• Stated task
Every record below should be printed exactly as given.

****************************************

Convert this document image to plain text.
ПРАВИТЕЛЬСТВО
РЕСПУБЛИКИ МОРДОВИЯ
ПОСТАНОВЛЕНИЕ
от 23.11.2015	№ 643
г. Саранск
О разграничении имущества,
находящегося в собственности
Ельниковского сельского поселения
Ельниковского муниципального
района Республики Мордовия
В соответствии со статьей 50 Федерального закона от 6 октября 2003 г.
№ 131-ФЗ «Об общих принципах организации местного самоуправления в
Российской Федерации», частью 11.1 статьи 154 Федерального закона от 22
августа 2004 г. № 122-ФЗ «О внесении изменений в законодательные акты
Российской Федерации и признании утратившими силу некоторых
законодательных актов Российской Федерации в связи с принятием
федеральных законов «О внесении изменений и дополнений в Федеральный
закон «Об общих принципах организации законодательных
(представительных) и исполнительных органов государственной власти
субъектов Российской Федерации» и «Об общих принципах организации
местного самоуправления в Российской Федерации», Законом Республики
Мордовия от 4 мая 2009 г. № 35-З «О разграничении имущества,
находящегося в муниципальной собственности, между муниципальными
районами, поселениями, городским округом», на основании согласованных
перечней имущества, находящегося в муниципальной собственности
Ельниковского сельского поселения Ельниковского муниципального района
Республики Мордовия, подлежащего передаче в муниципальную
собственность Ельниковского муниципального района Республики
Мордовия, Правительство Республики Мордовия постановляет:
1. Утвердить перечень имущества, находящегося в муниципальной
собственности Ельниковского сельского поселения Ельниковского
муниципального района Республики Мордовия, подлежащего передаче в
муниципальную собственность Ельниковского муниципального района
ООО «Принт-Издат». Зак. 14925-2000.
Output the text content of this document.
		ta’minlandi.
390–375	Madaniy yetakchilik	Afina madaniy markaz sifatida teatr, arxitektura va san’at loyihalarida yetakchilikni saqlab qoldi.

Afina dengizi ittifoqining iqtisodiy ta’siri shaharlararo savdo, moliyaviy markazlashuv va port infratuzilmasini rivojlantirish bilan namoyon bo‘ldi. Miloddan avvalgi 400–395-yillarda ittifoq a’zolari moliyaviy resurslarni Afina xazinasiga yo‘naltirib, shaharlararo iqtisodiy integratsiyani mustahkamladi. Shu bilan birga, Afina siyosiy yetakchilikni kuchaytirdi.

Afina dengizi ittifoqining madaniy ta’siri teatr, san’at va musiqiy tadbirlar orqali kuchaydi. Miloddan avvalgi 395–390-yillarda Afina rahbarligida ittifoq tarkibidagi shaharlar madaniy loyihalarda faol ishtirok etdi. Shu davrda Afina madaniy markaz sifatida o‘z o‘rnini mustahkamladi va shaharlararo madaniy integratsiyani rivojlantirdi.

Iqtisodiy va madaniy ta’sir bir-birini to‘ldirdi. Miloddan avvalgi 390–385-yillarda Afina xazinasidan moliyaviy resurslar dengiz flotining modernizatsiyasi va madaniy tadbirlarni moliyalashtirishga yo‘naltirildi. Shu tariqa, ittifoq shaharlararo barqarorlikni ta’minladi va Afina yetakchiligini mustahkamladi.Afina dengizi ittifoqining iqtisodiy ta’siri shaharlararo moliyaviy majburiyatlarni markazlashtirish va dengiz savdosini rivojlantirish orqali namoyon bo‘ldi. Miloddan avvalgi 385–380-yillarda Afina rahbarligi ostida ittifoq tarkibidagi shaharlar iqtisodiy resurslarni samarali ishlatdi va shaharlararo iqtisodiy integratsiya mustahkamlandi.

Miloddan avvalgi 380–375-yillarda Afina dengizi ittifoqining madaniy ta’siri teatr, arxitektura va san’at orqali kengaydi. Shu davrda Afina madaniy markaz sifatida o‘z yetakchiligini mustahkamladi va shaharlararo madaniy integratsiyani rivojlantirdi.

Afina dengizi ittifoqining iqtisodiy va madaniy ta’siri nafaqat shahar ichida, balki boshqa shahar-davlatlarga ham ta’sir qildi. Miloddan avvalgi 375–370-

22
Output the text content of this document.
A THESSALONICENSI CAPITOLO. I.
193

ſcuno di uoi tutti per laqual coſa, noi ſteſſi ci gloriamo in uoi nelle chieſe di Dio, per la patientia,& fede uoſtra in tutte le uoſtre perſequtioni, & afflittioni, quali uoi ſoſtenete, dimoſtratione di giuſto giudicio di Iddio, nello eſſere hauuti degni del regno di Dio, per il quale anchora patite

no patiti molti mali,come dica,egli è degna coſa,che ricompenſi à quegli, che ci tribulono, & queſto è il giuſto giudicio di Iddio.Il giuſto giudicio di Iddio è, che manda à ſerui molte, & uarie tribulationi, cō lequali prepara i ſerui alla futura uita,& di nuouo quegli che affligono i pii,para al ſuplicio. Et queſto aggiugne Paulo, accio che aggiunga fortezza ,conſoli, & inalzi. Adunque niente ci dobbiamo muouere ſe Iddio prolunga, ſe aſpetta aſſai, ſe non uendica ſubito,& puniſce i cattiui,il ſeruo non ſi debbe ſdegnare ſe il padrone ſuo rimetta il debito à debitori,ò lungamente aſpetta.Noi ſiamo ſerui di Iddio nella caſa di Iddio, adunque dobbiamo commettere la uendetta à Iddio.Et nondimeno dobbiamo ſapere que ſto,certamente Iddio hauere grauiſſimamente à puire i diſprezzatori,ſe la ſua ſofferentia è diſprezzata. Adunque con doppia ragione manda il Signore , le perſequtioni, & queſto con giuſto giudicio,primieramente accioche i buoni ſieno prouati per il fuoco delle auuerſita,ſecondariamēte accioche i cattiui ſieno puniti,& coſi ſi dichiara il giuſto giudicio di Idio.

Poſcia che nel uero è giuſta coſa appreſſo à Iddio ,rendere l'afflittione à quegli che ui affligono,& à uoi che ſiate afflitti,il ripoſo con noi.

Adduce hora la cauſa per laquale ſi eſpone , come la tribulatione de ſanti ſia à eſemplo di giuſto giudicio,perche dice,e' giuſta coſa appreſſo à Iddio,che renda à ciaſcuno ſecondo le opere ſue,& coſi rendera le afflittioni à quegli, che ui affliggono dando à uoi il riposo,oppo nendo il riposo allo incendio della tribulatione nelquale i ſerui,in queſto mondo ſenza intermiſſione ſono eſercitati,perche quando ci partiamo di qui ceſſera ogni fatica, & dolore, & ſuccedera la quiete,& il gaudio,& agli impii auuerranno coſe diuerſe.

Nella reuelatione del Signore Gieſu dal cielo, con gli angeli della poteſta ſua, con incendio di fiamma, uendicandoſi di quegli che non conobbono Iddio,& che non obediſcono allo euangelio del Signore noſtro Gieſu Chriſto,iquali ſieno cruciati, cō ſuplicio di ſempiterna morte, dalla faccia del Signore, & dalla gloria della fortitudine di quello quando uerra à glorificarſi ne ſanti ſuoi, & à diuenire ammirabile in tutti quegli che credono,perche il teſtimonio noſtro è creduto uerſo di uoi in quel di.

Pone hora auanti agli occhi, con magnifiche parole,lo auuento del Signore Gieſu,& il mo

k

****************************************

• Result
Convert this document image to plain text.
ПРАВИТЕЛЬСТВО
РЕСПУБЛИКИ МОРДОВИЯ
ПОСТАНОВЛЕНИЕ
от 23.11.2015	№ 643
г. Саранск
О разграничении имущества,
находящегося в собственности
Ельниковского сельского поселения
Ельниковского муниципального
района Республики Мордовия
В соответствии со статьей 50 Федерального закона от 6 октября 2003 г.
№ 131-ФЗ «Об общих принципах организации местного самоуправления в
Российской Федерации», частью 11.1 статьи 154 Федерального закона от 22
августа 2004 г. № 122-ФЗ «О внесении изменений в законодательные акты
Российской Федерации и признании утратившими силу некоторых
законодательных актов Российской Федерации в связи с принятием
федеральных законов «О внесении изменений и дополнений в Федеральный
закон «Об общих принципах организации законодательных
(представительных) и исполнительных органов государственной власти
субъектов Российской Федерации» и «Об общих принципах организации
местного самоуправления в Российской Федерации», Законом Республики
Мордовия от 4 мая 2009 г. № 35-З «О разграничении имущества,
находящегося в муниципальной собственности, между муниципальными
районами, поселениями, городским округом», на основании согласованных
перечней имущества, находящегося в муниципальной собственности
Ельниковского сельского поселения Ельниковского муниципального района
Республики Мордовия, подлежащего передаче в муниципальную
собственность Ельниковского муниципального района Республики
Мордовия, Правительство Республики Мордовия постановляет:
1. Утвердить перечень имущества, находящегося в муниципальной
собственности Ельниковского сельского поселения Ельниковского
муниципального района Республики Мордовия, подлежащего передаче в
муниципальную собственность Ельниковского муниципального района
ООО «Принт-Издат». Зак. 14925-2000.
Output the text content of this document.
		ta’minlandi.
390–375	Madaniy yetakchilik	Afina madaniy markaz sifatida teatr, arxitektura va san’at loyihalarida yetakchilikni saqlab qoldi.

Afina dengizi ittifoqining iqtisodiy ta’siri shaharlararo savdo, moliyaviy markazlashuv va port infratuzilmasini rivojlantirish bilan namoyon bo‘ldi. Miloddan avvalgi 400–395-yillarda ittifoq a’zolari moliyaviy resurslarni Afina xazinasiga yo‘naltirib, shaharlararo iqtisodiy integratsiyani mustahkamladi. Shu bilan birga, Afina siyosiy yetakchilikni kuchaytirdi.

Afina dengizi ittifoqining madaniy ta’siri teatr, san’at va musiqiy tadbirlar orqali kuchaydi. Miloddan avvalgi 395–390-yillarda Afina rahbarligida ittifoq tarkibidagi shaharlar madaniy loyihalarda faol ishtirok etdi. Shu davrda Afina madaniy markaz sifatida o‘z o‘rnini mustahkamladi va shaharlararo madaniy integratsiyani rivojlantirdi.

Iqtisodiy va madaniy ta’sir bir-birini to‘ldirdi. Miloddan avvalgi 390–385-yillarda Afina xazinasidan moliyaviy resurslar dengiz flotining modernizatsiyasi va madaniy tadbirlarni moliyalashtirishga yo‘naltirildi. Shu tariqa, ittifoq shaharlararo barqarorlikni ta’minladi va Afina yetakchiligini mustahkamladi.Afina dengizi ittifoqining iqtisodiy ta’siri shaharlararo moliyaviy majburiyatlarni markazlashtirish va dengiz savdosini rivojlantirish orqali namoyon bo‘ldi. Miloddan avvalgi 385–380-yillarda Afina rahbarligi ostida ittifoq tarkibidagi shaharlar iqtisodiy resurslarni samarali ishlatdi va shaharlararo iqtisodiy integratsiya mustahkamlandi.

Miloddan avvalgi 380–375-yillarda Afina dengizi ittifoqining madaniy ta’siri teatr, arxitektura va san’at orqali kengaydi. Shu davrda Afina madaniy markaz sifatida o‘z yetakchiligini mustahkamladi va shaharlararo madaniy integratsiyani rivojlantirdi.

Afina dengizi ittifoqining iqtisodiy va madaniy ta’siri nafaqat shahar ichida, balki boshqa shahar-davlatlarga ham ta’sir qildi. Miloddan avvalgi 375–370-

22
Output the text content of this document.
A THESSALONICENSI CAPITOLO. I.
193

ſcuno di uoi tutti per laqual coſa, noi ſteſſi ci gloriamo in uoi nelle chieſe di Dio, per la patientia,& fede uoſtra in tutte le uoſtre perſequtioni, & afflittioni, quali uoi ſoſtenete, dimoſtratione di giuſto giudicio di Iddio, nello eſſere hauuti degni del regno di Dio, per il quale anchora patite

no patiti molti mali,come dica,egli è degna coſa,che ricompenſi à quegli, che ci tribulono, & queſto è il giuſto giudicio di Iddio.Il giuſto giudicio di Iddio è, che manda à ſerui molte, & uarie tribulationi, cō lequali prepara i ſerui alla futura uita,& di nuouo quegli che affligono i pii,para al ſuplicio. Et queſto aggiugne Paulo, accio che aggiunga fortezza ,conſoli, & inalzi. Adunque niente ci dobbiamo muouere ſe Iddio prolunga, ſe aſpetta aſſai, ſe non uendica ſubito,& puniſce i cattiui,il ſeruo non ſi debbe ſdegnare ſe il padrone ſuo rimetta il debito à debitori,ò lungamente aſpetta.Noi ſiamo ſerui di Iddio nella caſa di Iddio, adunque dobbiamo commettere la uendetta à Iddio.Et nondimeno dobbiamo ſapere que ſto,certamente Iddio hauere grauiſſimamente à puire i diſprezzatori,ſe la ſua ſofferentia è diſprezzata. Adunque con doppia ragione manda il Signore , le perſequtioni, & queſto con giuſto giudicio,primieramente accioche i buoni ſieno prouati per il fuoco delle auuerſita,ſecondariamēte accioche i cattiui ſieno puniti,& coſi ſi dichiara il giuſto giudicio di Idio.

Poſcia che nel uero è giuſta coſa appreſſo à Iddio ,rendere l'afflittione à quegli che ui affligono,& à uoi che ſiate afflitti,il ripoſo con noi.

Adduce hora la cauſa per laquale ſi eſpone , come la tribulatione de ſanti ſia à eſemplo di giuſto giudicio,perche dice,e' giuſta coſa appreſſo à Iddio,che renda à ciaſcuno ſecondo le opere ſue,& coſi rendera le afflittioni à quegli, che ui affliggono dando à uoi il riposo,oppo nendo il riposo allo incendio della tribulatione nelquale i ſerui,in queſto mondo ſenza intermiſſione ſono eſercitati,perche quando ci partiamo di qui ceſſera ogni fatica, & dolore, & ſuccedera la quiete,& il gaudio,& agli impii auuerranno coſe diuerſe.

Nella reuelatione del Signore Gieſu dal cielo, con gli angeli della poteſta ſua, con incendio di fiamma, uendicandoſi di quegli che non conobbono Iddio,& che non obediſcono allo euangelio del Signore noſtro Gieſu Chriſto,iquali ſieno cruciati, cō ſuplicio di ſempiterna morte, dalla faccia del Signore, & dalla gloria della fortitudine di quello quando uerra à glorificarſi ne ſanti ſuoi, & à diuenire ammirabile in tutti quegli che credono,perche il teſtimonio noſtro è creduto uerſo di uoi in quel di.

Pone hora auanti agli occhi, con magnifiche parole,lo auuento del Signore Gieſu,& il mo

k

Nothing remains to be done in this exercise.